## What the task asks
Where a line below holds the string "text", copy that line.

::: Data for the task

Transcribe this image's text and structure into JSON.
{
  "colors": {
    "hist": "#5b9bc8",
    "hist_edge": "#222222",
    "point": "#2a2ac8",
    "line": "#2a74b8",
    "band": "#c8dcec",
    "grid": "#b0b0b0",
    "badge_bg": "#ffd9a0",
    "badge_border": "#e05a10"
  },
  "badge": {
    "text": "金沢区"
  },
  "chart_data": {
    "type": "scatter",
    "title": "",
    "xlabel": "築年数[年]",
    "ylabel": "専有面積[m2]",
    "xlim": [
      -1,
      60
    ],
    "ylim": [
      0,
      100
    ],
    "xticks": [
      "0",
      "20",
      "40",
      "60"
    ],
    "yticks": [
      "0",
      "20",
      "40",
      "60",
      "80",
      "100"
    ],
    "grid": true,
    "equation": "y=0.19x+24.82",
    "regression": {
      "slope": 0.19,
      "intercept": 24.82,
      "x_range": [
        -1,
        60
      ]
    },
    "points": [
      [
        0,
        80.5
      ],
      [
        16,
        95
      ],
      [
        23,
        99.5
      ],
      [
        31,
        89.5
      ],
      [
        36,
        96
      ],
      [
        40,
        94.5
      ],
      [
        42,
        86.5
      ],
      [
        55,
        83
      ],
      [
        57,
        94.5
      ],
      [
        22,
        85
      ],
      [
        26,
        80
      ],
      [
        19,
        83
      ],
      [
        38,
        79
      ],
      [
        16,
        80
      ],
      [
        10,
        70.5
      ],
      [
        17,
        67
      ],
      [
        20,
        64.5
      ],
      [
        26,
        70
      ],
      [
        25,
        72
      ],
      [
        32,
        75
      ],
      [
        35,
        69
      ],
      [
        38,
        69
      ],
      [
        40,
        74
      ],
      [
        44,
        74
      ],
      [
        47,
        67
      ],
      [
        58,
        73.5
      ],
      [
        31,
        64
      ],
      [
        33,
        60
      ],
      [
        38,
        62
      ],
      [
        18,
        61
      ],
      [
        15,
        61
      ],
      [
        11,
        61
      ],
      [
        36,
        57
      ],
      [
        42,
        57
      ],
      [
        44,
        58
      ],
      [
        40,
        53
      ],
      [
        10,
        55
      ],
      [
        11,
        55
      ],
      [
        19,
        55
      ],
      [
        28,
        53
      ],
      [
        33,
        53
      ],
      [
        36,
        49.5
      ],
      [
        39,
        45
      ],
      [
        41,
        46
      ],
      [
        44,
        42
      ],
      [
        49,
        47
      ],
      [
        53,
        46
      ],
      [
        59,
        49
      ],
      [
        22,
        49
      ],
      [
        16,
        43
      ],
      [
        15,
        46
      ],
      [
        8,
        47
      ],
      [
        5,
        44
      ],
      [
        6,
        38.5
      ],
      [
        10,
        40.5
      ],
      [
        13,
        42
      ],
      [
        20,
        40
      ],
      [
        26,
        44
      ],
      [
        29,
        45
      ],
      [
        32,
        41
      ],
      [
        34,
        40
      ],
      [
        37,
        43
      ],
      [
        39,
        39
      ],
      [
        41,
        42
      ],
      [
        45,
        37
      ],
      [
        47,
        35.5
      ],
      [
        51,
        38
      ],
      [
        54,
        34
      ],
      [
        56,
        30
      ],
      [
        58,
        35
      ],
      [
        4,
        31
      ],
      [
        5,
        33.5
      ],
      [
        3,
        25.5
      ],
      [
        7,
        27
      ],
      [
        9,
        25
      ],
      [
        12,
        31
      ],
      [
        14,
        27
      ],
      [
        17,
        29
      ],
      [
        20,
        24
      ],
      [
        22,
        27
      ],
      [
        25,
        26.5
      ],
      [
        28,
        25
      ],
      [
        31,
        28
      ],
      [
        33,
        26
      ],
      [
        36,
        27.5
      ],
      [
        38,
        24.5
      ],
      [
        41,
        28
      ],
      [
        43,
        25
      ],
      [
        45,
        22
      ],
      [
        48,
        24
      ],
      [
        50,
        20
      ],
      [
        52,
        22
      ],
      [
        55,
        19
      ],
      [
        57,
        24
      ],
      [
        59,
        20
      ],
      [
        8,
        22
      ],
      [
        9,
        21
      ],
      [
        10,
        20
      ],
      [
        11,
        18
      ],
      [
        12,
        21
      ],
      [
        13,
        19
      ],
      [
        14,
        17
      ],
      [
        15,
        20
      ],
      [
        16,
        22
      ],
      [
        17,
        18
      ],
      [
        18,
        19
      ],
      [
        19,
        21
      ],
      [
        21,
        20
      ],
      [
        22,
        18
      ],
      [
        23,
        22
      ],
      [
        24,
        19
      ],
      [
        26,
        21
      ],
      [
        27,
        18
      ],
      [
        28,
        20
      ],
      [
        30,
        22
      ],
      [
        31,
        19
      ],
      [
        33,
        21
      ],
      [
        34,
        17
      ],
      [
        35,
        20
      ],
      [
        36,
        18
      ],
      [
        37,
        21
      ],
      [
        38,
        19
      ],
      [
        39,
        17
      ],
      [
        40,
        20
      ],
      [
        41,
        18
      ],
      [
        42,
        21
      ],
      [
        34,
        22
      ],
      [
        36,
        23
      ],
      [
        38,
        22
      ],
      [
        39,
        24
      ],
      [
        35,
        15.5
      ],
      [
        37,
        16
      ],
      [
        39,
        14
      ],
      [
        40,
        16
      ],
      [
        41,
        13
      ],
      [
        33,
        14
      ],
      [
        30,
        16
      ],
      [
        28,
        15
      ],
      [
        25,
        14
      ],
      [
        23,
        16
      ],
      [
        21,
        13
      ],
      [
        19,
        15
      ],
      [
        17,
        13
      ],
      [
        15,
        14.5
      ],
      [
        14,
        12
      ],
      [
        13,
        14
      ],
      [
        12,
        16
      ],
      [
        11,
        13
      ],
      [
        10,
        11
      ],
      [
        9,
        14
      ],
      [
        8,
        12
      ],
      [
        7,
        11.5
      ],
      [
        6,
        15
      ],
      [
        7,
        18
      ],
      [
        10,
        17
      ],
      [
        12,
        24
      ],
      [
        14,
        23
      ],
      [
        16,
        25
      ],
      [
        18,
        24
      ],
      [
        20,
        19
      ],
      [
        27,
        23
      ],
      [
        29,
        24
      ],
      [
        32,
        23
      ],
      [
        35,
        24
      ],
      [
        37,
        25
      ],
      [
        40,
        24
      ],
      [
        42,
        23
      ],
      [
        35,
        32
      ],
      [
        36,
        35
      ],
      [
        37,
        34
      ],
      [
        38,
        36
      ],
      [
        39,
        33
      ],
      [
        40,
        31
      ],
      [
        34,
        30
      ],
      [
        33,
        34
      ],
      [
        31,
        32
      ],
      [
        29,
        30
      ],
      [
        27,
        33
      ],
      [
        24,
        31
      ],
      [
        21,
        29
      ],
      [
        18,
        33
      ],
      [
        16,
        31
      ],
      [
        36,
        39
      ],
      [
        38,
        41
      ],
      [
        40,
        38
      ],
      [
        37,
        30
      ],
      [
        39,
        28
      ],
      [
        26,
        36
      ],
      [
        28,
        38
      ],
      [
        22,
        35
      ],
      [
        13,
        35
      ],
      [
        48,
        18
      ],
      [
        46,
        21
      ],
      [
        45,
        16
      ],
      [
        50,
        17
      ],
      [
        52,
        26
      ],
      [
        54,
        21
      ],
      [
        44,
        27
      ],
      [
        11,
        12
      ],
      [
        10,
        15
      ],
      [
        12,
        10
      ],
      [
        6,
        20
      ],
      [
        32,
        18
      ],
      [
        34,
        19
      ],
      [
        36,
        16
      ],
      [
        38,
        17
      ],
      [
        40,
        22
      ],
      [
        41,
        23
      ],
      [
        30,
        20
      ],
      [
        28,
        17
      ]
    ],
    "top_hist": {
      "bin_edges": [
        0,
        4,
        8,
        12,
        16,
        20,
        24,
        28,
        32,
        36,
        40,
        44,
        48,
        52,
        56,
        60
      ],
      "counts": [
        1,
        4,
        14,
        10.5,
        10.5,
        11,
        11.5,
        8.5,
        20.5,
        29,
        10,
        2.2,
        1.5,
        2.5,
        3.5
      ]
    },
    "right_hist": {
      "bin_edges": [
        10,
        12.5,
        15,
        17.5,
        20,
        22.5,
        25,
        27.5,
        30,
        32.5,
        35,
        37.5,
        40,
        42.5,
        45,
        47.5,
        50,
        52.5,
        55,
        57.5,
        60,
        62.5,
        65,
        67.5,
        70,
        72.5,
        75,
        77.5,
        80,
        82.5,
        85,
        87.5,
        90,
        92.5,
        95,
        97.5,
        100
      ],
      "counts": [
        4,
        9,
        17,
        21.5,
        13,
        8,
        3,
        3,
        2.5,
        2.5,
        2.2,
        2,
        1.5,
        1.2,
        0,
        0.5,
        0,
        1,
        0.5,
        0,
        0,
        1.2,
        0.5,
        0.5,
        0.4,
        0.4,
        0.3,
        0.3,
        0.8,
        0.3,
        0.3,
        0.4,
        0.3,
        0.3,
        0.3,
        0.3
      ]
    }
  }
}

::::::

## Task solution
Transcribe this image's text and structure into JSON.
    "text": "金沢区"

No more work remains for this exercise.